[Start Input records]

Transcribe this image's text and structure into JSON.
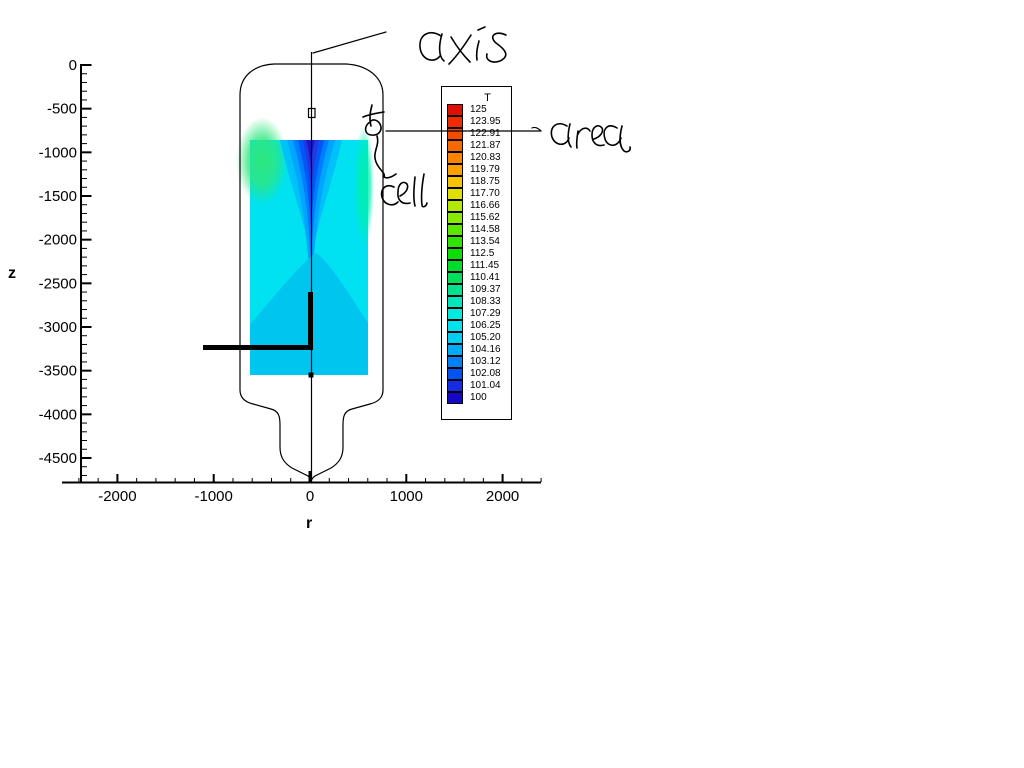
{
  "figure": {
    "axes": {
      "y": {
        "title": "z",
        "tick_labels": [
          "0",
          "-500",
          "-1000",
          "-1500",
          "-2000",
          "-2500",
          "-3000",
          "-3500",
          "-4000",
          "-4500"
        ]
      },
      "x": {
        "title": "r",
        "tick_labels": [
          "-2000",
          "-1000",
          "0",
          "1000",
          "2000"
        ]
      }
    },
    "legend": {
      "title": "T",
      "entries": [
        {
          "label": "125",
          "color": "#e10f00"
        },
        {
          "label": "123.95",
          "color": "#ee2c00"
        },
        {
          "label": "122.91",
          "color": "#f64a00"
        },
        {
          "label": "121.87",
          "color": "#fa6800"
        },
        {
          "label": "120.83",
          "color": "#fc8400"
        },
        {
          "label": "119.79",
          "color": "#fc9f00"
        },
        {
          "label": "118.75",
          "color": "#f4c400"
        },
        {
          "label": "117.70",
          "color": "#e0e000"
        },
        {
          "label": "116.66",
          "color": "#b4e800"
        },
        {
          "label": "115.62",
          "color": "#8ae900"
        },
        {
          "label": "114.58",
          "color": "#5ce700"
        },
        {
          "label": "113.54",
          "color": "#30e300"
        },
        {
          "label": "112.5",
          "color": "#0cdf00"
        },
        {
          "label": "111.45",
          "color": "#00dc28"
        },
        {
          "label": "110.41",
          "color": "#00df5c"
        },
        {
          "label": "109.37",
          "color": "#00e38e"
        },
        {
          "label": "108.33",
          "color": "#00e7bc"
        },
        {
          "label": "107.29",
          "color": "#00eadd"
        },
        {
          "label": "106.25",
          "color": "#00e3ee"
        },
        {
          "label": "105.20",
          "color": "#00cdf2"
        },
        {
          "label": "104.16",
          "color": "#00abf6"
        },
        {
          "label": "103.12",
          "color": "#0081f6"
        },
        {
          "label": "102.08",
          "color": "#0055f0"
        },
        {
          "label": "101.04",
          "color": "#152ce2"
        },
        {
          "label": "100",
          "color": "#1407c6"
        }
      ]
    },
    "annotations": {
      "axis_label": "axis",
      "area_label": "area",
      "cell_label": "cell"
    },
    "colors": {
      "ambient_cyan": "#00e2f1",
      "lower_mound": "#00c5ef",
      "green_left": "#2ee77c",
      "green_right": "#00efb0",
      "jet_bands": [
        "#00c2f8",
        "#00a5ff",
        "#007dff",
        "#0056f6",
        "#2338e2",
        "#1a18cf"
      ]
    }
  },
  "chart_data": {
    "type": "heatmap",
    "title": "",
    "xlabel": "r",
    "ylabel": "z",
    "xlim": [
      -2600,
      2400
    ],
    "ylim": [
      -4800,
      100
    ],
    "x_major_ticks": [
      -2000,
      -1000,
      0,
      1000,
      2000
    ],
    "x_minor_tick_step": 200,
    "y_major_ticks": [
      0,
      -500,
      -1000,
      -1500,
      -2000,
      -2500,
      -3000,
      -3500,
      -4000,
      -4500
    ],
    "y_minor_tick_step": 100,
    "grid": false,
    "colorbar": {
      "title": "T",
      "min": 100,
      "max": 125,
      "levels": [
        125,
        123.95,
        122.91,
        121.87,
        120.83,
        119.79,
        118.75,
        117.7,
        116.66,
        115.62,
        114.58,
        113.54,
        112.5,
        111.45,
        110.41,
        109.37,
        108.33,
        107.29,
        106.25,
        105.2,
        104.16,
        103.12,
        102.08,
        101.04,
        100
      ]
    },
    "features": [
      {
        "name": "vessel-outline",
        "description": "axisymmetric vessel cross-section; dome top at z≈0, straight walls at r≈±740 down to z≈-3750, tapering to a neck of r≈±340 below z≈-4000, rounded tip at z≈-4750 on the centerline"
      },
      {
        "name": "centerline",
        "description": "vertical symmetry axis at r=0 running the full height of the vessel (hand-labeled 'axis')"
      },
      {
        "name": "contour-flood-region",
        "r_range": [
          -620,
          600
        ],
        "z_range": [
          -860,
          -3550
        ],
        "description": "temperature flood: ambient ≈106 (cyan); cold jet of T≈100-104 (dark-to-light blue V) entering at top along r=0 and narrowing downward to z≈-3200; warmer ≈109-111 (green) patches near upper left and right walls; slightly cooler ≈104-105 mound filling the lower half below z≈-2600"
      },
      {
        "name": "probe-line",
        "description": "thick black L-shaped line: horizontal segment at z≈-3230 from r≈-1110 to r=0, vertical segment on r=0 from z≈-3230 up to z≈-2600"
      },
      {
        "name": "cell-marker",
        "description": "small open square on the centerline at r≈0, z≈-560 (hand-labeled 'cell')"
      },
      {
        "name": "node-marker",
        "description": "small filled square on the centerline at the bottom edge of the contour region, z≈-3540"
      }
    ],
    "hand_annotations": [
      "axis",
      "area",
      "cell"
    ]
  }
}
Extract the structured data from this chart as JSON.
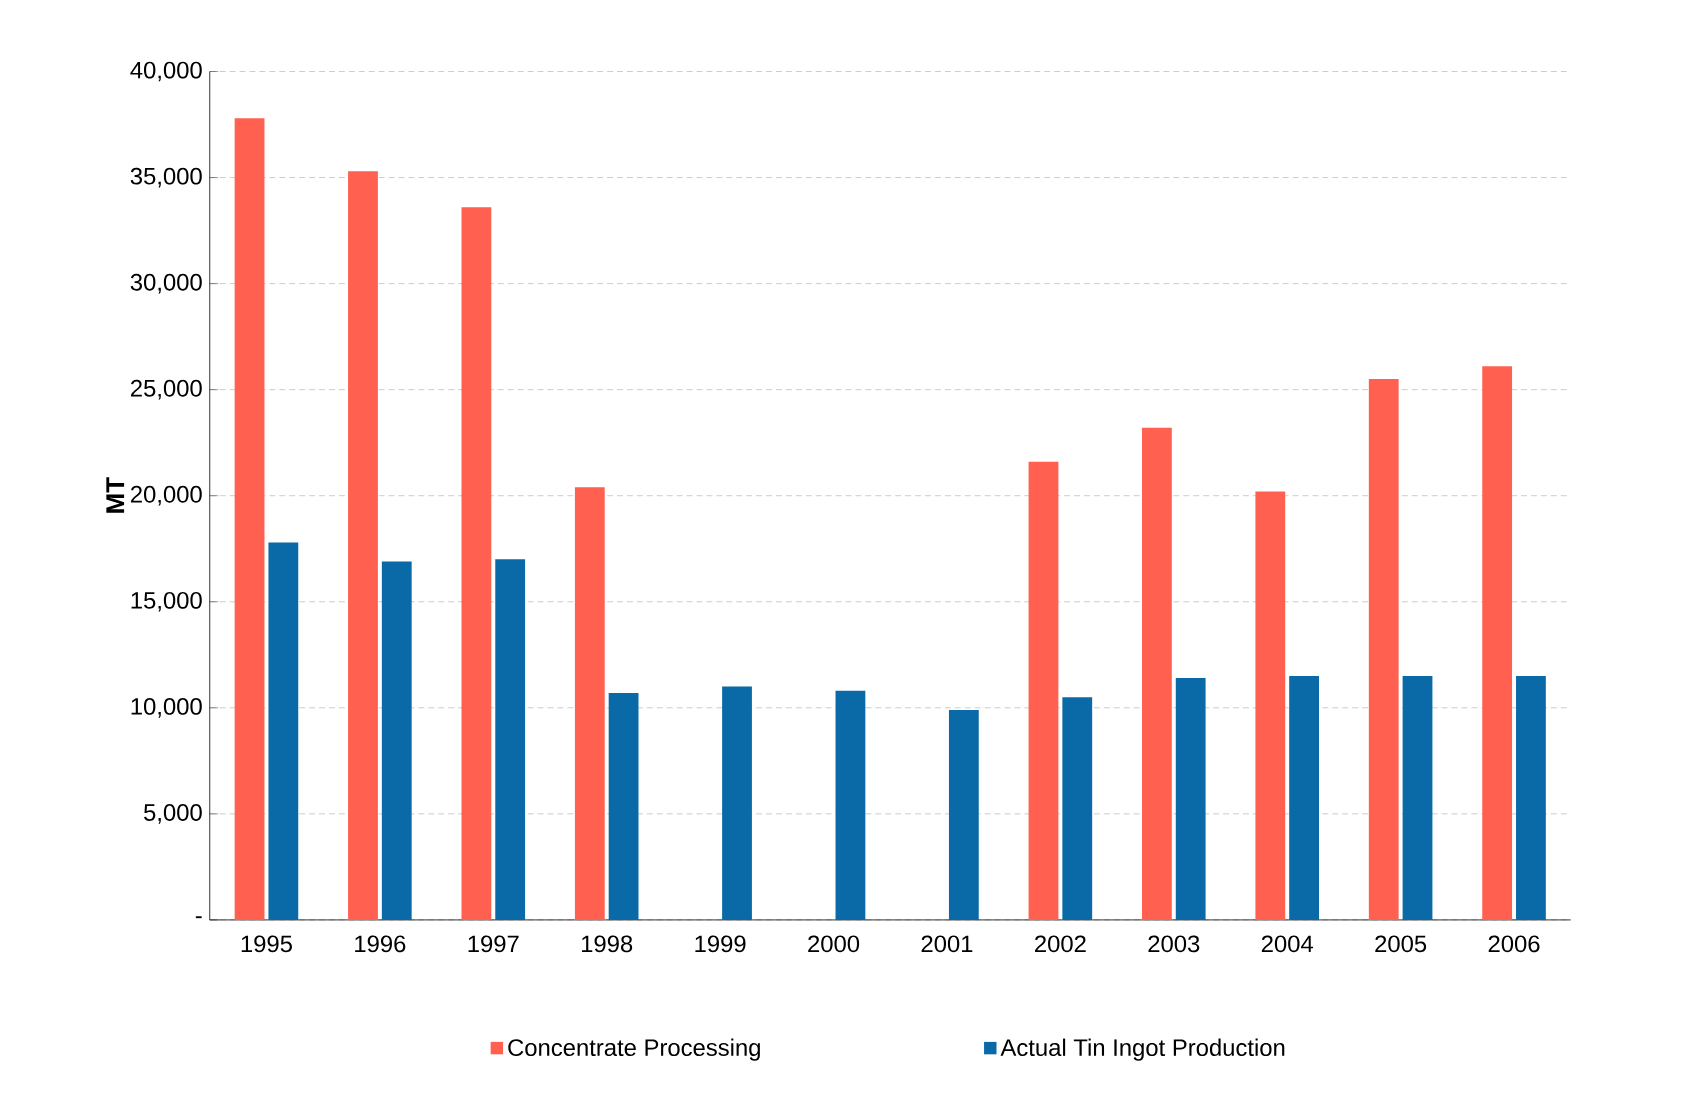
{
  "chart_data": {
    "type": "bar",
    "ylabel": "MT",
    "categories": [
      "1995",
      "1996",
      "1997",
      "1998",
      "1999",
      "2000",
      "2001",
      "2002",
      "2003",
      "2004",
      "2005",
      "2006"
    ],
    "series": [
      {
        "name": "Concentrate Processing",
        "color": "#ff6050",
        "values": [
          37800,
          35300,
          33600,
          20400,
          null,
          null,
          null,
          21600,
          23200,
          20200,
          25500,
          26100
        ]
      },
      {
        "name": "Actual Tin Ingot Production",
        "color": "#0a6aa8",
        "values": [
          17800,
          16900,
          17000,
          10700,
          11000,
          10800,
          9900,
          10500,
          11400,
          11500,
          11500,
          11500
        ]
      }
    ],
    "ylim": [
      0,
      40000
    ],
    "yticks": [
      {
        "value": 0,
        "label": "-"
      },
      {
        "value": 5000,
        "label": "5,000"
      },
      {
        "value": 10000,
        "label": "10,000"
      },
      {
        "value": 15000,
        "label": "15,000"
      },
      {
        "value": 20000,
        "label": "20,000"
      },
      {
        "value": 25000,
        "label": "25,000"
      },
      {
        "value": 30000,
        "label": "30,000"
      },
      {
        "value": 35000,
        "label": "35,000"
      },
      {
        "value": 40000,
        "label": "40,000"
      }
    ],
    "grid": "y",
    "legend": "bottom"
  }
}
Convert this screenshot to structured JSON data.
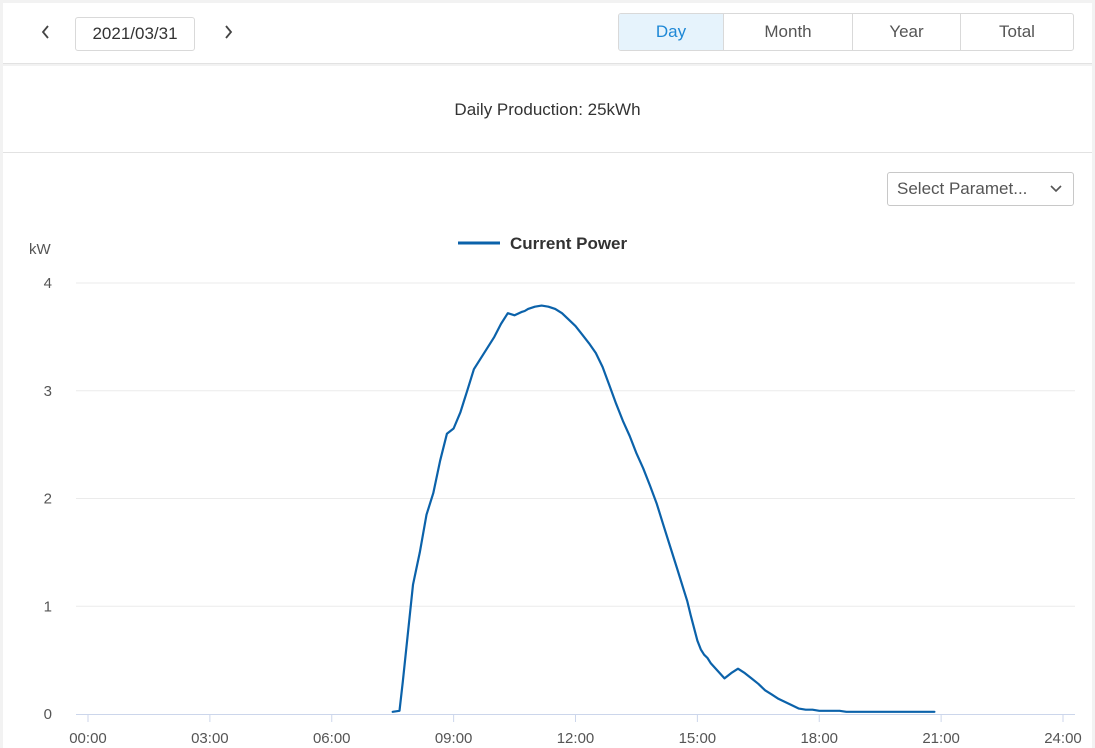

[End Input records]

### Aim
Select all lines in the listing above where the word "walls" appears, and show them.

### Response to the exercise
        "description": "axisymmetric vessel cross-section; dome top at z≈0, straight walls at r≈±740 down to z≈-3750, tapering to a neck of r≈±340 below z≈-4000, rounded tip at z≈-4750 on the centerline"
        "description": "temperature flood: ambient ≈106 (cyan); cold jet of T≈100-104 (dark-to-light blue V) entering at top along r=0 and narrowing downward to z≈-3200; warmer ≈109-111 (green) patches near upper left and right walls; slightly cooler ≈104-105 mound filling the lower half below z≈-2600"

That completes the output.